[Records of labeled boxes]
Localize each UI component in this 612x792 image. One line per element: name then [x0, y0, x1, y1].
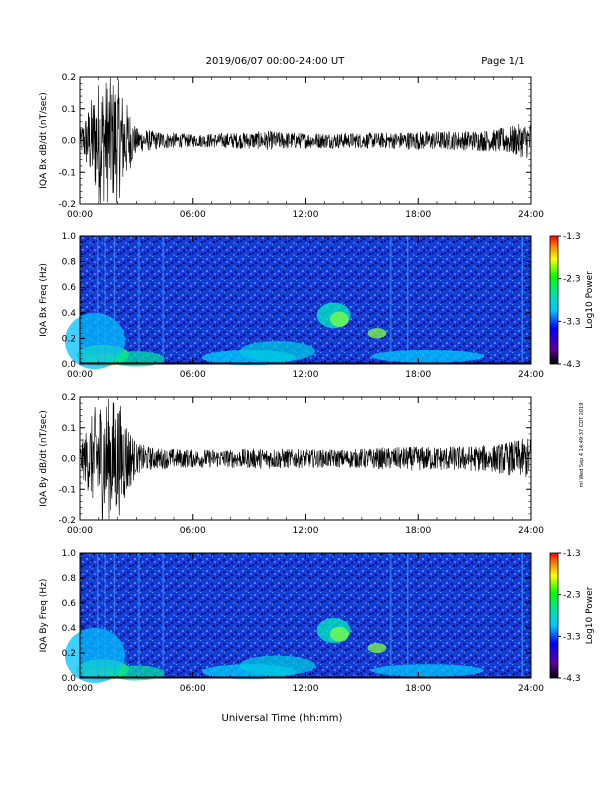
x-tick-label: 00:00: [67, 370, 93, 380]
colorbar-tick-label: -1.3: [563, 549, 581, 559]
spectral-power-feature: [367, 328, 387, 339]
x-axis-label: Universal Time (hh:mm): [222, 713, 343, 724]
colorbar-tick-label: -4.3: [563, 674, 581, 684]
x-tick-label: 24:00: [518, 526, 544, 536]
spectral-streak: [390, 236, 392, 364]
spectral-power-feature: [239, 655, 315, 676]
spectral-streak: [162, 553, 165, 678]
y-tick-label: 0.4: [62, 309, 77, 319]
spectral-streak: [113, 236, 116, 364]
spectral-streak: [521, 553, 524, 678]
colorbar-tick-label: -2.3: [563, 275, 581, 285]
colorbar: [549, 235, 559, 365]
x-tick-label: 06:00: [180, 370, 206, 380]
y-axis-label: IQA By Freq (Hz): [39, 579, 49, 653]
spectral-power-feature: [371, 664, 485, 677]
spectral-power-feature: [371, 349, 485, 363]
y-tick-label: 0.2: [62, 393, 76, 403]
spectral-streak: [113, 553, 116, 678]
date-range-title: 2019/06/07 00:00-24:00 UT: [206, 56, 346, 67]
y-tick-label: -0.2: [58, 200, 76, 210]
generation-stamp: ml Wed Sep 4 14:49:37 CDT 2019: [579, 403, 585, 488]
y-axis-label: IQA Bx Freq (Hz): [39, 263, 49, 337]
y-tick-label: 0.1: [62, 105, 76, 115]
x-tick-label: 12:00: [293, 684, 319, 694]
spectral-power-feature: [367, 643, 387, 653]
y-tick-label: 1.0: [62, 549, 77, 559]
y-tick-label: -0.2: [58, 516, 76, 526]
y-tick-label: 0.0: [62, 137, 77, 147]
spectral-streak: [162, 236, 165, 364]
y-tick-label: 0.8: [62, 574, 77, 584]
y-tick-label: 0.0: [62, 674, 77, 684]
x-tick-label: 18:00: [405, 684, 431, 694]
colorbar-tick-label: -3.3: [563, 317, 581, 327]
y-tick-label: 0.2: [62, 73, 76, 83]
colorbar: [549, 552, 559, 679]
y-tick-label: 0.4: [62, 624, 77, 634]
spectral-streak: [521, 236, 524, 364]
x-tick-label: 24:00: [518, 210, 544, 220]
spectral-streak: [406, 553, 409, 678]
x-tick-label: 12:00: [293, 526, 319, 536]
spectral-streak: [104, 236, 106, 364]
spectral-streak: [406, 236, 409, 364]
x-tick-label: 00:00: [67, 526, 93, 536]
x-tick-label: 06:00: [180, 526, 206, 536]
dbdt-trace: [79, 77, 532, 204]
page-indicator: Page 1/1: [481, 56, 524, 67]
y-tick-label: 0.0: [62, 455, 77, 465]
colorbar-label: Log10 Power: [585, 586, 595, 644]
spectral-power-feature: [239, 340, 315, 362]
spectral-streak: [138, 553, 140, 678]
colorbar-tick-label: -1.3: [563, 232, 581, 242]
x-tick-label: 06:00: [180, 684, 206, 694]
by-spectrogram-panel: -1.3 -2.3 -3.3 -4.3 Log10 Power 1.0 0.8 0.6 0.4 0…: [39, 549, 595, 694]
x-tick-label: 12:00: [293, 370, 319, 380]
x-tick-label: 00:00: [67, 684, 93, 694]
bx-dbdt-panel: 0.2 0.1 0.0 -0.1 -0.200:00 06:00 12:00 18:00 24:…: [39, 73, 544, 220]
x-tick-label: 18:00: [405, 210, 431, 220]
spectral-power-feature: [329, 311, 349, 327]
y-tick-label: -0.1: [58, 168, 76, 178]
y-tick-label: 1.0: [62, 232, 77, 242]
y-tick-label: 0.8: [62, 258, 77, 268]
x-tick-label: 24:00: [518, 684, 544, 694]
y-tick-label: 0.2: [62, 334, 76, 344]
by-dbdt-panel: 0.2 0.1 0.0 -0.1 -0.200:00 06:00 12:00 18:00 24:…: [39, 393, 544, 536]
x-tick-label: 06:00: [180, 210, 206, 220]
y-axis-label: IQA By dB/dt (nT/sec): [39, 410, 49, 507]
spectral-streak: [96, 236, 99, 364]
x-tick-label: 18:00: [405, 370, 431, 380]
spectral-streak: [96, 553, 99, 678]
spectrogram-background: [80, 236, 531, 364]
y-tick-label: 0.2: [62, 649, 76, 659]
colorbar-tick-label: -3.3: [563, 632, 581, 642]
colorbar-tick-label: -4.3: [563, 360, 581, 370]
spectral-streak: [390, 553, 392, 678]
colorbar-tick-label: -2.3: [563, 591, 581, 601]
spectrogram-background: [80, 553, 531, 678]
y-tick-label: 0.6: [62, 599, 77, 609]
spectral-streak: [138, 236, 140, 364]
spectral-power-feature: [329, 626, 349, 642]
bx-spectrogram-panel: -1.3 -2.3 -3.3 -4.3 Log10 Power 1.0 0.8 0.6 0.4 0…: [39, 232, 595, 380]
y-tick-label: 0.1: [62, 424, 76, 434]
colorbar-label: Log10 Power: [585, 271, 595, 329]
y-tick-label: 0.6: [62, 283, 77, 293]
spectral-streak: [104, 553, 106, 678]
y-tick-label: 0.0: [62, 360, 77, 370]
dbdt-trace: [79, 398, 532, 520]
y-axis-label: IQA Bx dB/dt (nT/sec): [39, 92, 49, 189]
x-tick-label: 18:00: [405, 526, 431, 536]
x-tick-label: 12:00: [293, 210, 319, 220]
x-tick-label: 00:00: [67, 210, 93, 220]
y-tick-label: -0.1: [58, 485, 76, 495]
x-tick-label: 24:00: [518, 370, 544, 380]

* [OBJECTIVE] Return every line of the items above that contains the string "feature".

* [WRITTEN RESPONSE]
spectral-power-feature: [367, 328, 387, 339]
spectral-power-feature: [239, 655, 315, 676]
spectral-power-feature: [371, 664, 485, 677]
spectral-power-feature: [371, 349, 485, 363]
spectral-power-feature: [367, 643, 387, 653]
spectral-power-feature: [239, 340, 315, 362]
spectral-power-feature: [329, 311, 349, 327]
spectral-power-feature: [329, 626, 349, 642]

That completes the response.